*PROBLEM STATEMENT*.
Return the exact lines spanning from the line with "What does this" through the last line of the entries, boundaries included, and no others.

*DATA PROVIDED*.
----

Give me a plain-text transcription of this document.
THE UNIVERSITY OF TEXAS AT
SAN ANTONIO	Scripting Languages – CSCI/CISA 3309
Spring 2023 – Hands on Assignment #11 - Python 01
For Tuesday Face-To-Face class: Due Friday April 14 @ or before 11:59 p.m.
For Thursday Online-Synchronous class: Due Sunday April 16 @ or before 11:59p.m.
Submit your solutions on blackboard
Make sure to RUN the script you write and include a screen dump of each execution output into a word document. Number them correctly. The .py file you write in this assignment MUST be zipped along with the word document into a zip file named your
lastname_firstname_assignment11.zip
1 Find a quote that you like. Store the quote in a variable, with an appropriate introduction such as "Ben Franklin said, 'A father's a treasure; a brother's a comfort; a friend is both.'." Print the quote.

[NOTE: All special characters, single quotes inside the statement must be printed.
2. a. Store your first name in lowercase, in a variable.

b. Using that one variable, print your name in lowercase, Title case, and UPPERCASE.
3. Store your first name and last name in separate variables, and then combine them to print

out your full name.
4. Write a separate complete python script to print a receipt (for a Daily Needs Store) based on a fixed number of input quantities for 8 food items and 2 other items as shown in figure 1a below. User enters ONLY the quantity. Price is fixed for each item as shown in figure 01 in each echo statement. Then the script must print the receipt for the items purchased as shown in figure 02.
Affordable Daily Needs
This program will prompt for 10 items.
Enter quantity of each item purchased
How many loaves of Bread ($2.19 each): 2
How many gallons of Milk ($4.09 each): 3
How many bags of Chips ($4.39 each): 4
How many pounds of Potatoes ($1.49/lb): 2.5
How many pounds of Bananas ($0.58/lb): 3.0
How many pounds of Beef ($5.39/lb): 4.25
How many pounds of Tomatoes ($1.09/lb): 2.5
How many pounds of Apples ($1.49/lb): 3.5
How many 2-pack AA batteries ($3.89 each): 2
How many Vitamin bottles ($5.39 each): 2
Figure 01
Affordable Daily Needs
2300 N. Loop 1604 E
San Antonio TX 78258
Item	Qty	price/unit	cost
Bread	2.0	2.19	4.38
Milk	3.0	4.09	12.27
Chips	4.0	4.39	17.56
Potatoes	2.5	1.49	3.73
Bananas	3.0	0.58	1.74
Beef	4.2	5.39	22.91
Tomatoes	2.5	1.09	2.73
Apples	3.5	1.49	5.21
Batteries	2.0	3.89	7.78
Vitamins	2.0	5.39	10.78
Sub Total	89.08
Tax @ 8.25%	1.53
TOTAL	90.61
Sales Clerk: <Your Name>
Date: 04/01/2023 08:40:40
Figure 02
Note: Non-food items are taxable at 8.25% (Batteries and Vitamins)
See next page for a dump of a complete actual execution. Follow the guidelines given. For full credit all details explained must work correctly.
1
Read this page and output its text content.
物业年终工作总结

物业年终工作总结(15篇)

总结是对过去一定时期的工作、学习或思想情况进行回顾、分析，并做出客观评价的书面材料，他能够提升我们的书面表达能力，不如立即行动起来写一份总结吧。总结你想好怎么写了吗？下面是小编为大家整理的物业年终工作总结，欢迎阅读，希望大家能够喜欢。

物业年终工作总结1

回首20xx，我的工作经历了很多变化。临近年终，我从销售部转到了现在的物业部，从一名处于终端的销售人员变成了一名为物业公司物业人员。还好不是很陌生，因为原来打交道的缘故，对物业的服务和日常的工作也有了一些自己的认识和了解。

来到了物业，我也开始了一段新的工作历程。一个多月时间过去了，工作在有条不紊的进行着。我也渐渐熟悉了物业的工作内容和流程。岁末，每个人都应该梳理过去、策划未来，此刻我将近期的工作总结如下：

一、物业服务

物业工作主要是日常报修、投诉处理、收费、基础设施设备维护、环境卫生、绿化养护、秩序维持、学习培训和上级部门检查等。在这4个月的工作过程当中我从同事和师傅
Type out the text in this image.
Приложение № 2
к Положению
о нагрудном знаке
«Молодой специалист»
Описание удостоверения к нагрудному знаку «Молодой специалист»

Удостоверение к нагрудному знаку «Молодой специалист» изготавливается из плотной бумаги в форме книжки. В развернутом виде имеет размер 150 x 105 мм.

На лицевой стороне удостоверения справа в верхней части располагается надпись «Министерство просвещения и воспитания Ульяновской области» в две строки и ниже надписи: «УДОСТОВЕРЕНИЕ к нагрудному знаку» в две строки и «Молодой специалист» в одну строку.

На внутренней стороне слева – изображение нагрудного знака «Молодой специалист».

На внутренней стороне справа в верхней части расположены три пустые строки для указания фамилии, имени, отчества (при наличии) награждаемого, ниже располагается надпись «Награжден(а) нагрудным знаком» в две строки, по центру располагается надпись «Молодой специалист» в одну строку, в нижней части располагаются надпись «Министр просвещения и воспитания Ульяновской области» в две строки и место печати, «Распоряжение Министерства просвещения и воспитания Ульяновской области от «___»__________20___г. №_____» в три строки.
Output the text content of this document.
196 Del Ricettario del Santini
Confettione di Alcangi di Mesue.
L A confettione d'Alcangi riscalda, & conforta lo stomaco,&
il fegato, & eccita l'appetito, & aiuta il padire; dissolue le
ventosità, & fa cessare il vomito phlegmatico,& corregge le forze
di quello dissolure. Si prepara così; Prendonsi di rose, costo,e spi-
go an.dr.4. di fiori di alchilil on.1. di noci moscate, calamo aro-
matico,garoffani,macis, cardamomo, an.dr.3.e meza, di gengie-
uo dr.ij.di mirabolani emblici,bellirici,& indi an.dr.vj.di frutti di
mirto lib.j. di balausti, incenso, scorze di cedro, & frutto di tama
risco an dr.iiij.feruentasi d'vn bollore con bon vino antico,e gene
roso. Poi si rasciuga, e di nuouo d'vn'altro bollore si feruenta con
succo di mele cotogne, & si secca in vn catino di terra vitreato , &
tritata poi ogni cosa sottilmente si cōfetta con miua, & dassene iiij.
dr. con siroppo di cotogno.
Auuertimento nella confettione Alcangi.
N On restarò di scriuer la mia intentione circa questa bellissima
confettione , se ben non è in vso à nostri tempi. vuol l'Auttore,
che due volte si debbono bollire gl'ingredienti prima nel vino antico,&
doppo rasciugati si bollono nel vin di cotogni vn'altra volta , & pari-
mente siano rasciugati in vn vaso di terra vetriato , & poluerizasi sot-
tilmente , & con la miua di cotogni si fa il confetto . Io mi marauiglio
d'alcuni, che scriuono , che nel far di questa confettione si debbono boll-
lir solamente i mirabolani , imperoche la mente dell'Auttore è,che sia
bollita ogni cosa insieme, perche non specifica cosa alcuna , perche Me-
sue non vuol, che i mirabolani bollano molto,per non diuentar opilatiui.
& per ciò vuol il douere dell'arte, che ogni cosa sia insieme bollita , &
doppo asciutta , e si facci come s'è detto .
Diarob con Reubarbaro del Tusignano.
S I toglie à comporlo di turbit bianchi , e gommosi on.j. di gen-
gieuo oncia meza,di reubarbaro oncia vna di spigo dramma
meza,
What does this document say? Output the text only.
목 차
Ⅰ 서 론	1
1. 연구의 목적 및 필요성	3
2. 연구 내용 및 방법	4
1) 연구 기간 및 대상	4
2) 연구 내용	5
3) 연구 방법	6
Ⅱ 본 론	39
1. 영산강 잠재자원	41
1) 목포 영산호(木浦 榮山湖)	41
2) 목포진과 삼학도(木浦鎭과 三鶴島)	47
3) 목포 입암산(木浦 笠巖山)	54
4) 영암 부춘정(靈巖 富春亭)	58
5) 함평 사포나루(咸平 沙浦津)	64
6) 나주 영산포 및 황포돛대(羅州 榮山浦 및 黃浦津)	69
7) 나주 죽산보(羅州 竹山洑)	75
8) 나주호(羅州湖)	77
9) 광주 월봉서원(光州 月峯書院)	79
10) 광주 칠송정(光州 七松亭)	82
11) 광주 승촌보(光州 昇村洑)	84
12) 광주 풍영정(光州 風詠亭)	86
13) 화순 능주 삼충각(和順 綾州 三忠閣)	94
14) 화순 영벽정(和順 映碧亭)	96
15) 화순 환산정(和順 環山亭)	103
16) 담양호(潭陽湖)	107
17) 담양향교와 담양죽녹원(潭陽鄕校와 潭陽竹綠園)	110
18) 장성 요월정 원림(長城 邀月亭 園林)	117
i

----

*RESULT OF THE TASK*.
What does this document say? Output the text only.
목 차
Ⅰ 서 론	1
1. 연구의 목적 및 필요성	3
2. 연구 내용 및 방법	4
1) 연구 기간 및 대상	4
2) 연구 내용	5
3) 연구 방법	6
Ⅱ 본 론	39
1. 영산강 잠재자원	41
1) 목포 영산호(木浦 榮山湖)	41
2) 목포진과 삼학도(木浦鎭과 三鶴島)	47
3) 목포 입암산(木浦 笠巖山)	54
4) 영암 부춘정(靈巖 富春亭)	58
5) 함평 사포나루(咸平 沙浦津)	64
6) 나주 영산포 및 황포돛대(羅州 榮山浦 및 黃浦津)	69
7) 나주 죽산보(羅州 竹山洑)	75
8) 나주호(羅州湖)	77
9) 광주 월봉서원(光州 月峯書院)	79
10) 광주 칠송정(光州 七松亭)	82
11) 광주 승촌보(光州 昇村洑)	84
12) 광주 풍영정(光州 風詠亭)	86
13) 화순 능주 삼충각(和順 綾州 三忠閣)	94
14) 화순 영벽정(和順 映碧亭)	96
15) 화순 환산정(和順 環山亭)	103
16) 담양호(潭陽湖)	107
17) 담양향교와 담양죽녹원(潭陽鄕校와 潭陽竹綠園)	110
18) 장성 요월정 원림(長城 邀月亭 園林)	117
i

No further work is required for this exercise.